» **GOAL**
List the lines of this listing that hold the word "Oceania".

┌──

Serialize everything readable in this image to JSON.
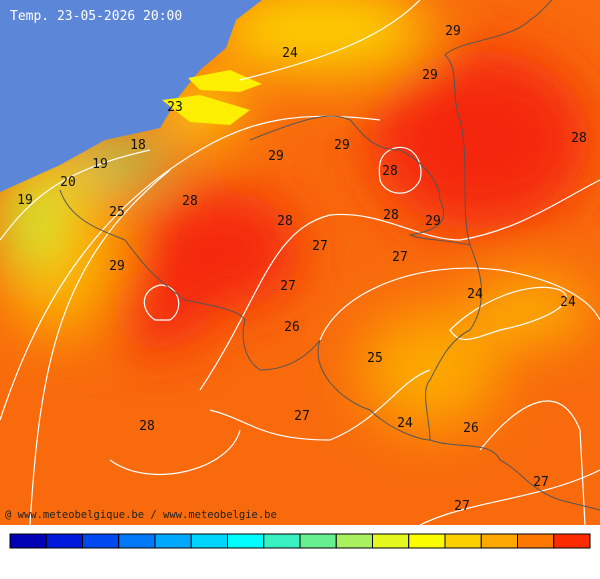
{
  "header": {
    "title": "Temp. 23-05-2026 20:00"
  },
  "labels": [
    24,
    29,
    29,
    23,
    18,
    19,
    29,
    29,
    28,
    20,
    19,
    28,
    25,
    28,
    28,
    28,
    29,
    27,
    27,
    29,
    27,
    24,
    24,
    26,
    25,
    27,
    28,
    24,
    26,
    27,
    27
  ],
  "footer": {
    "credit": "@ www.meteobelgique.be / www.meteobelgie.be"
  },
  "colorbar": {
    "colors": [
      "#0000b4",
      "#0018dc",
      "#0048f0",
      "#0078f8",
      "#00a8fc",
      "#00d4fc",
      "#00fcfc",
      "#38f0c0",
      "#68f090",
      "#a8f060",
      "#e4f820",
      "#fcfc00",
      "#fcd000",
      "#fca800",
      "#fc7800",
      "#fc2c00"
    ]
  }
}
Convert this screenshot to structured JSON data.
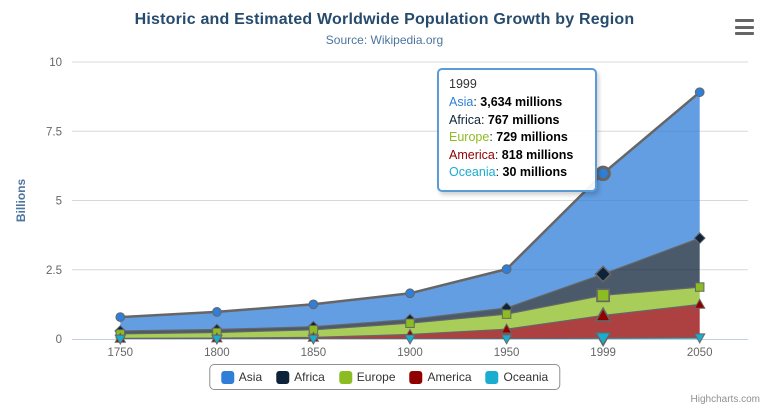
{
  "chart_data": {
    "type": "area",
    "stacking": "normal",
    "title": "Historic and Estimated Worldwide Population Growth by Region",
    "subtitle": "Source: Wikipedia.org",
    "categories": [
      "1750",
      "1800",
      "1850",
      "1900",
      "1950",
      "1999",
      "2050"
    ],
    "xlabel": "",
    "ylabel": "Billions",
    "ylim": [
      0,
      10
    ],
    "yticks": [
      0,
      2.5,
      5,
      7.5,
      10
    ],
    "unit": "millions",
    "grid": true,
    "legend_position": "bottom",
    "fill_opacity": 0.75,
    "line_color": "#666666",
    "hover_index": 5,
    "hover_category": "1999",
    "stack_order_bottom_to_top": [
      "Oceania",
      "America",
      "Europe",
      "Africa",
      "Asia"
    ],
    "series": [
      {
        "name": "Asia",
        "color": "#2f7ed8",
        "marker_symbol": "circle",
        "values": [
          502,
          635,
          809,
          947,
          1402,
          3634,
          5268
        ]
      },
      {
        "name": "Africa",
        "color": "#0d233a",
        "marker_symbol": "diamond",
        "values": [
          106,
          107,
          111,
          133,
          221,
          767,
          1766
        ]
      },
      {
        "name": "Europe",
        "color": "#8bbc21",
        "marker_symbol": "square",
        "values": [
          163,
          203,
          276,
          408,
          547,
          729,
          628
        ]
      },
      {
        "name": "America",
        "color": "#910000",
        "marker_symbol": "triangle",
        "values": [
          18,
          31,
          54,
          156,
          339,
          818,
          1201
        ]
      },
      {
        "name": "Oceania",
        "color": "#1aadce",
        "marker_symbol": "triangle-down",
        "values": [
          2,
          2,
          2,
          6,
          13,
          30,
          46
        ]
      }
    ]
  },
  "tooltip": {
    "header": "1999",
    "border_color": "#5b9cd8",
    "rows": [
      {
        "label": "Asia",
        "value": "3,634 millions",
        "color": "#2f7ed8"
      },
      {
        "label": "Africa",
        "value": "767 millions",
        "color": "#0d233a"
      },
      {
        "label": "Europe",
        "value": "729 millions",
        "color": "#8bbc21"
      },
      {
        "label": "America",
        "value": "818 millions",
        "color": "#910000"
      },
      {
        "label": "Oceania",
        "value": "30 millions",
        "color": "#1aadce"
      }
    ]
  },
  "credits": {
    "label": "Highcharts.com"
  },
  "axis_style": {
    "label_color": "#666666",
    "grid_color": "#d8d8d8",
    "axis_line_color": "#c0d0e0",
    "title_color": "#4d759e"
  }
}
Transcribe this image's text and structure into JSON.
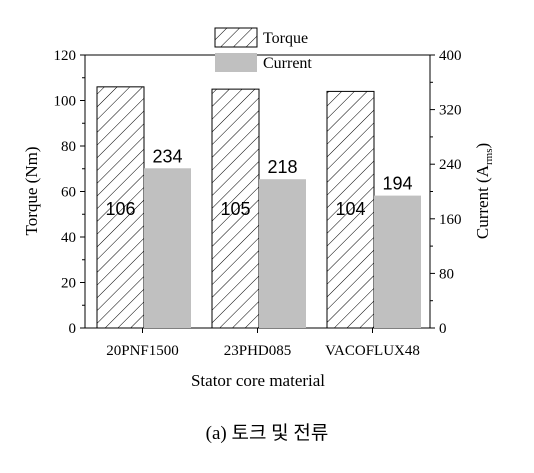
{
  "chart_data": {
    "type": "bar",
    "categories": [
      "20PNF1500",
      "23PHD085",
      "VACOFLUX48"
    ],
    "series": [
      {
        "name": "Torque",
        "axis": "left",
        "values": [
          106,
          105,
          104
        ],
        "labels": [
          "106",
          "105",
          "104"
        ],
        "pattern": "diagonal-hatch"
      },
      {
        "name": "Current",
        "axis": "right",
        "values": [
          234,
          218,
          194
        ],
        "labels": [
          "234",
          "218",
          "194"
        ],
        "color": "#c0c0c0"
      }
    ],
    "xlabel": "Stator core material",
    "ylabel_left": "Torque (Nm)",
    "ylabel_right_main": "Current (A",
    "ylabel_right_sub": "rms",
    "ylabel_right_end": ")",
    "ylim_left": [
      0,
      120
    ],
    "yticks_left": [
      "0",
      "20",
      "40",
      "60",
      "80",
      "100",
      "120"
    ],
    "ylim_right": [
      0,
      400
    ],
    "yticks_right": [
      "0",
      "80",
      "160",
      "240",
      "320",
      "400"
    ],
    "grid": false,
    "legend_position": "top-center"
  },
  "caption": "(a) 토크 및 전류"
}
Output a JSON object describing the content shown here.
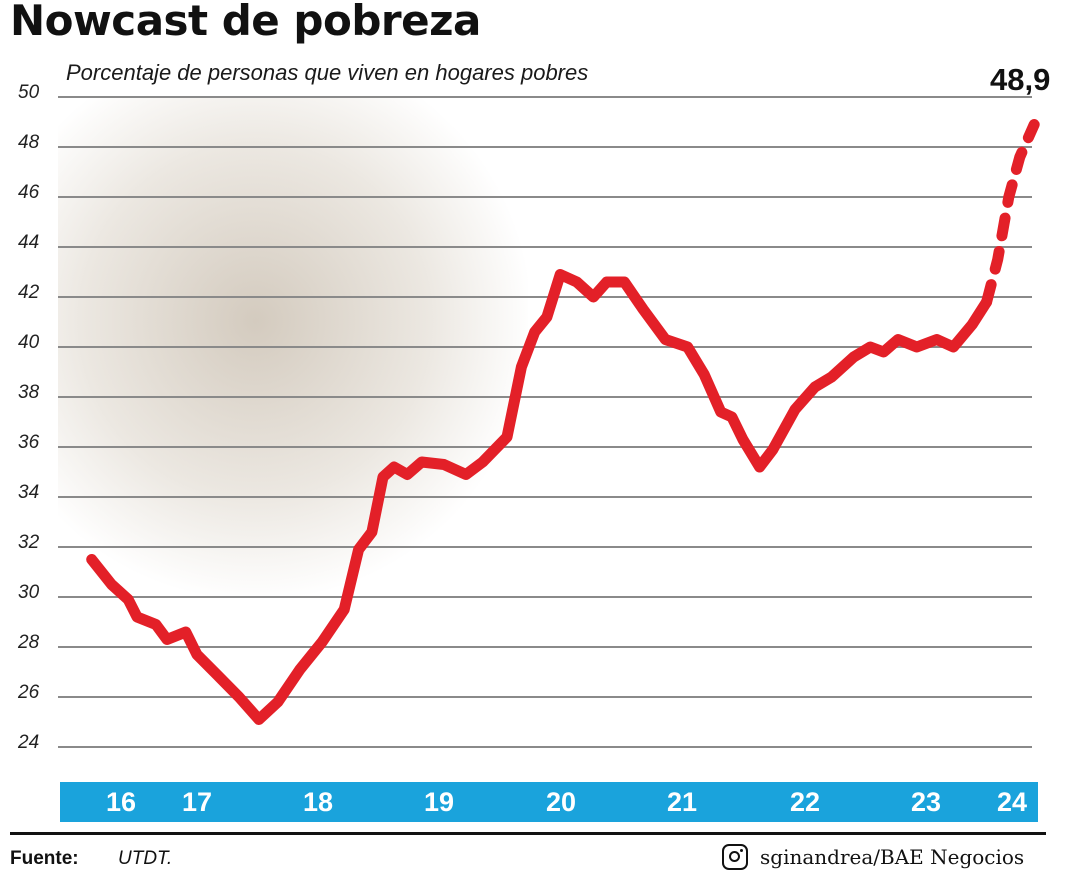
{
  "title": "Nowcast de pobreza",
  "subtitle": "Porcentaje de personas que viven en hogares pobres",
  "source_label": "Fuente:",
  "source_value": "UTDT.",
  "credit": "sginandrea/BAE Negocios",
  "credit_icon": "instagram-icon",
  "chart_data": {
    "type": "line",
    "title": "Nowcast de pobreza",
    "subtitle": "Porcentaje de personas que viven en hogares pobres",
    "ylim": [
      24,
      50
    ],
    "yticks": [
      "50",
      "48",
      "46",
      "44",
      "42",
      "40",
      "38",
      "36",
      "34",
      "32",
      "30",
      "28",
      "26",
      "24"
    ],
    "xticks": [
      "16",
      "17",
      "18",
      "19",
      "20",
      "21",
      "22",
      "23",
      "24"
    ],
    "xlim": [
      2016.0,
      2024.55
    ],
    "grid": true,
    "colors": {
      "line": "#e32028",
      "axis_band": "#1aa3dc"
    },
    "last_value_label": "48,9",
    "series": [
      {
        "values_observed": [
          [
            2015.97,
            31.5
          ],
          [
            2016.15,
            30.5
          ],
          [
            2016.3,
            29.9
          ],
          [
            2016.38,
            29.2
          ],
          [
            2016.55,
            28.9
          ],
          [
            2016.65,
            28.3
          ],
          [
            2016.82,
            28.6
          ],
          [
            2016.92,
            27.7
          ],
          [
            2017.1,
            26.9
          ],
          [
            2017.3,
            26.0
          ],
          [
            2017.48,
            25.1
          ],
          [
            2017.65,
            25.8
          ],
          [
            2017.85,
            27.1
          ],
          [
            2018.05,
            28.2
          ],
          [
            2018.25,
            29.5
          ],
          [
            2018.38,
            31.9
          ],
          [
            2018.5,
            32.6
          ],
          [
            2018.6,
            34.8
          ],
          [
            2018.7,
            35.2
          ],
          [
            2018.82,
            34.9
          ],
          [
            2018.95,
            35.4
          ],
          [
            2019.15,
            35.3
          ],
          [
            2019.35,
            34.9
          ],
          [
            2019.5,
            35.4
          ],
          [
            2019.72,
            36.4
          ],
          [
            2019.85,
            39.2
          ],
          [
            2019.97,
            40.6
          ],
          [
            2020.08,
            41.2
          ],
          [
            2020.2,
            42.9
          ],
          [
            2020.35,
            42.6
          ],
          [
            2020.5,
            42.0
          ],
          [
            2020.62,
            42.6
          ],
          [
            2020.78,
            42.6
          ],
          [
            2020.95,
            41.5
          ],
          [
            2021.15,
            40.3
          ],
          [
            2021.35,
            40.0
          ],
          [
            2021.5,
            38.9
          ],
          [
            2021.65,
            37.4
          ],
          [
            2021.75,
            37.2
          ],
          [
            2021.85,
            36.3
          ],
          [
            2022.0,
            35.2
          ],
          [
            2022.12,
            35.9
          ],
          [
            2022.32,
            37.5
          ],
          [
            2022.5,
            38.4
          ],
          [
            2022.65,
            38.8
          ],
          [
            2022.85,
            39.6
          ],
          [
            2023.0,
            40.0
          ],
          [
            2023.12,
            39.8
          ],
          [
            2023.25,
            40.3
          ],
          [
            2023.42,
            40.0
          ],
          [
            2023.6,
            40.3
          ],
          [
            2023.75,
            40.0
          ],
          [
            2023.92,
            40.9
          ],
          [
            2024.05,
            41.8
          ]
        ],
        "values_projected": [
          [
            2024.05,
            41.8
          ],
          [
            2024.15,
            43.5
          ],
          [
            2024.25,
            46.0
          ],
          [
            2024.35,
            47.6
          ],
          [
            2024.48,
            48.9
          ]
        ]
      }
    ]
  }
}
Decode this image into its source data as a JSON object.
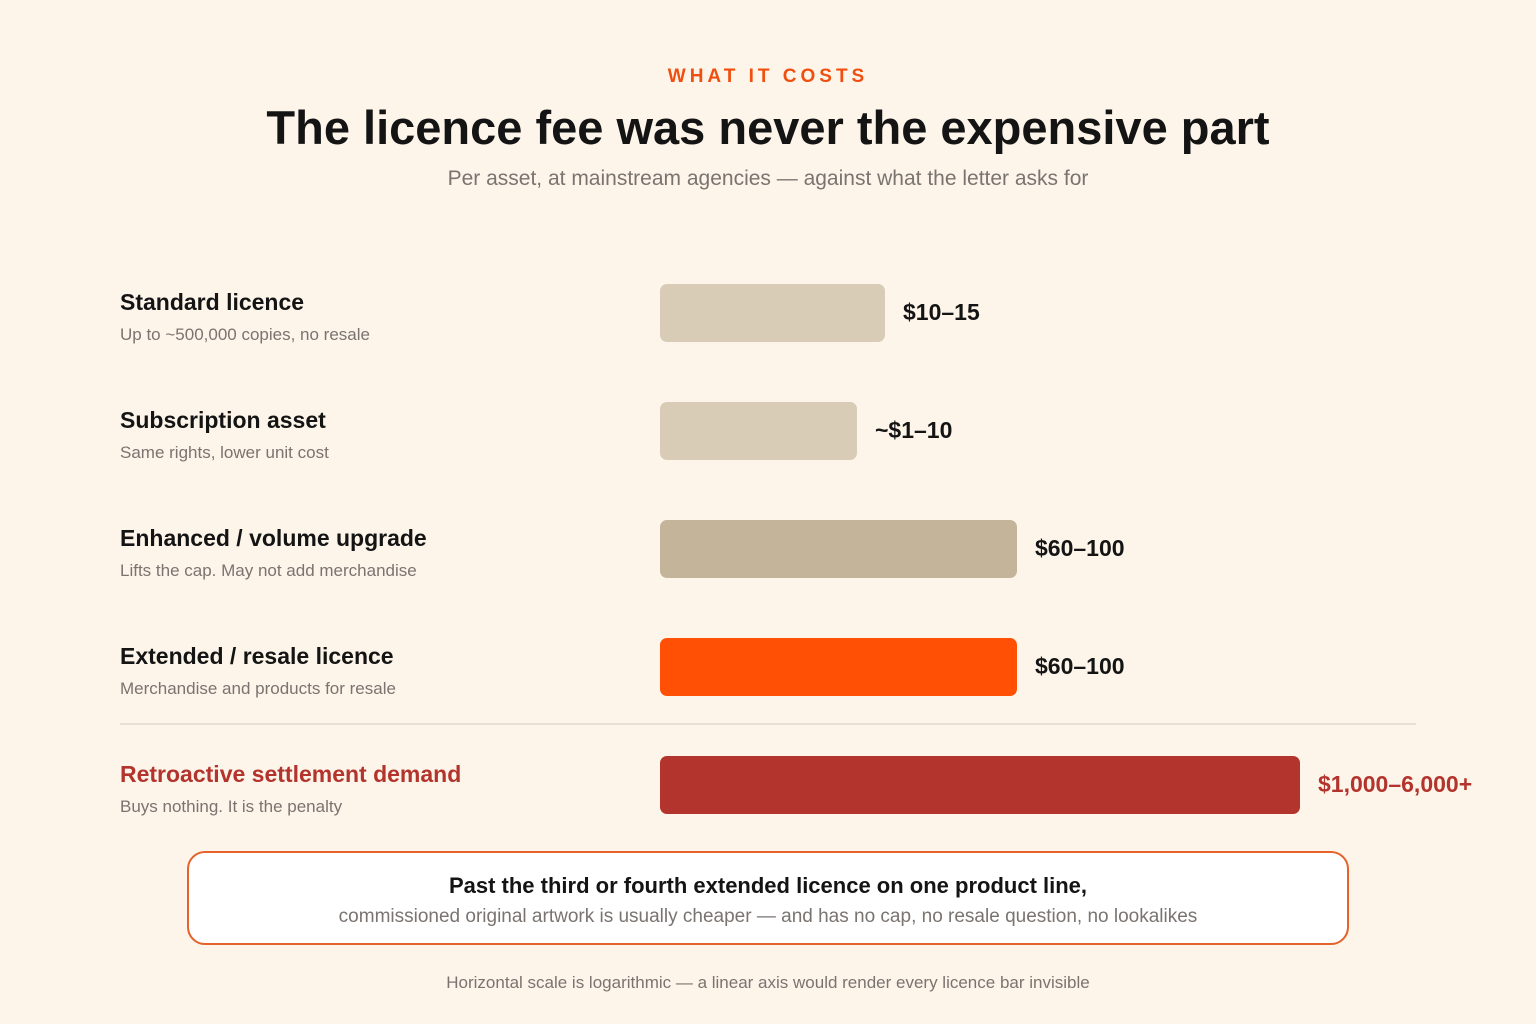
{
  "header": {
    "eyebrow": "WHAT IT COSTS",
    "title": "The licence fee was never the expensive part",
    "subtitle": "Per asset, at mainstream agencies — against what the letter asks for"
  },
  "chart_data": {
    "type": "bar",
    "orientation": "horizontal",
    "x_scale": "log",
    "categories": [
      "Standard licence",
      "Subscription asset",
      "Enhanced / volume upgrade",
      "Extended / resale licence",
      "Retroactive settlement demand"
    ],
    "rows": [
      {
        "label": "Standard licence",
        "note": "Up to ~500,000 copies, no resale",
        "value_label": "$10–15",
        "low": 10,
        "high": 15,
        "color": "#d9ccb6"
      },
      {
        "label": "Subscription asset",
        "note": "Same rights, lower unit cost",
        "value_label": "~$1–10",
        "low": 1,
        "high": 10,
        "color": "#d9ccb6"
      },
      {
        "label": "Enhanced / volume upgrade",
        "note": "Lifts the cap. May not add merchandise",
        "value_label": "$60–100",
        "low": 60,
        "high": 100,
        "color": "#c4b59a"
      },
      {
        "label": "Extended / resale licence",
        "note": "Merchandise and products for resale",
        "value_label": "$60–100",
        "low": 60,
        "high": 100,
        "color": "#ff5005"
      },
      {
        "label": "Retroactive settlement demand",
        "note": "Buys nothing. It is the penalty",
        "value_label": "$1,000–6,000+",
        "low": 1000,
        "high": 6000,
        "color": "#b3342c",
        "highlight": true
      }
    ],
    "title": "",
    "xlabel": "",
    "ylabel": "",
    "grid": false,
    "legend": "none"
  },
  "callout": {
    "main": "Past the third or fourth extended licence on one product line,",
    "sub": "commissioned original artwork is usually cheaper — and has no cap, no resale question, no lookalikes"
  },
  "footnote": "Horizontal scale is logarithmic — a linear axis would render every licence bar invisible"
}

└──

» **ANSWER TO THIS PROBLEM**
      "Oceania",
        "name": "Oceania",
        "label": "Oceania",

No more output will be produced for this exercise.